EXTRACTED RECORDS:
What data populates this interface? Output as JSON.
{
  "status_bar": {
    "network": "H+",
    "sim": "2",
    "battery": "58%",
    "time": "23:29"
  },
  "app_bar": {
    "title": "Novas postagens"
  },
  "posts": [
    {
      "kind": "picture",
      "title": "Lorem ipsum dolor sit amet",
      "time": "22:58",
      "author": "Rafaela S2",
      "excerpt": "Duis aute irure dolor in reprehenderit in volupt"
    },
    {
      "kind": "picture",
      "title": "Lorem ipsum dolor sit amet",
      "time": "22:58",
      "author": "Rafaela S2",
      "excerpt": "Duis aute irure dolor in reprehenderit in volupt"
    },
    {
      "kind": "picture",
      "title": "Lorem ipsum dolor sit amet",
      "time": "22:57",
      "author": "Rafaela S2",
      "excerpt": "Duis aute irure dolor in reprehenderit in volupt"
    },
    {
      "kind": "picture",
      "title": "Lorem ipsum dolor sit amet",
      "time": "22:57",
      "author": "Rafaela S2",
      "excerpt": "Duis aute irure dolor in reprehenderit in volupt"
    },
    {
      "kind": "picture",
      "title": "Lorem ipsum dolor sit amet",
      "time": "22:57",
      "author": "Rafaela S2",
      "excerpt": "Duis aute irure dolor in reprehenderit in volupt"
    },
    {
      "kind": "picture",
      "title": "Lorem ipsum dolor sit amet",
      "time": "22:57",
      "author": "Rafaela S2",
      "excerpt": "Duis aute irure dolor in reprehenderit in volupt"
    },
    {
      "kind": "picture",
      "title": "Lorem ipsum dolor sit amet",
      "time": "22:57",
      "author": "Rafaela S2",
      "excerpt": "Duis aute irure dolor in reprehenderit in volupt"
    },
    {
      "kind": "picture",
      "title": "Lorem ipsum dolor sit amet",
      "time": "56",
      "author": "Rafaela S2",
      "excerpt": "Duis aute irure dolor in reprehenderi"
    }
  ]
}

PROBLEM TO WORK ON:
Please repeat the material above, word for word and in full.

FULL ANSWER:
What data populates this interface? Output as JSON.
{
  "status_bar": {
    "network": "H+",
    "sim": "2",
    "battery": "58%",
    "time": "23:29"
  },
  "app_bar": {
    "title": "Novas postagens"
  },
  "posts": [
    {
      "kind": "picture",
      "title": "Lorem ipsum dolor sit amet",
      "time": "22:58",
      "author": "Rafaela S2",
      "excerpt": "Duis aute irure dolor in reprehenderit in volupt"
    },
    {
      "kind": "picture",
      "title": "Lorem ipsum dolor sit amet",
      "time": "22:58",
      "author": "Rafaela S2",
      "excerpt": "Duis aute irure dolor in reprehenderit in volupt"
    },
    {
      "kind": "picture",
      "title": "Lorem ipsum dolor sit amet",
      "time": "22:57",
      "author": "Rafaela S2",
      "excerpt": "Duis aute irure dolor in reprehenderit in volupt"
    },
    {
      "kind": "picture",
      "title": "Lorem ipsum dolor sit amet",
      "time": "22:57",
      "author": "Rafaela S2",
      "excerpt": "Duis aute irure dolor in reprehenderit in volupt"
    },
    {
      "kind": "picture",
      "title": "Lorem ipsum dolor sit amet",
      "time": "22:57",
      "author": "Rafaela S2",
      "excerpt": "Duis aute irure dolor in reprehenderit in volupt"
    },
    {
      "kind": "picture",
      "title": "Lorem ipsum dolor sit amet",
      "time": "22:57",
      "author": "Rafaela S2",
      "excerpt": "Duis aute irure dolor in reprehenderit in volupt"
    },
    {
      "kind": "picture",
      "title": "Lorem ipsum dolor sit amet",
      "time": "22:57",
      "author": "Rafaela S2",
      "excerpt": "Duis aute irure dolor in reprehenderit in volupt"
    },
    {
      "kind": "picture",
      "title": "Lorem ipsum dolor sit amet",
      "time": "56",
      "author": "Rafaela S2",
      "excerpt": "Duis aute irure dolor in reprehenderi"
    }
  ]
}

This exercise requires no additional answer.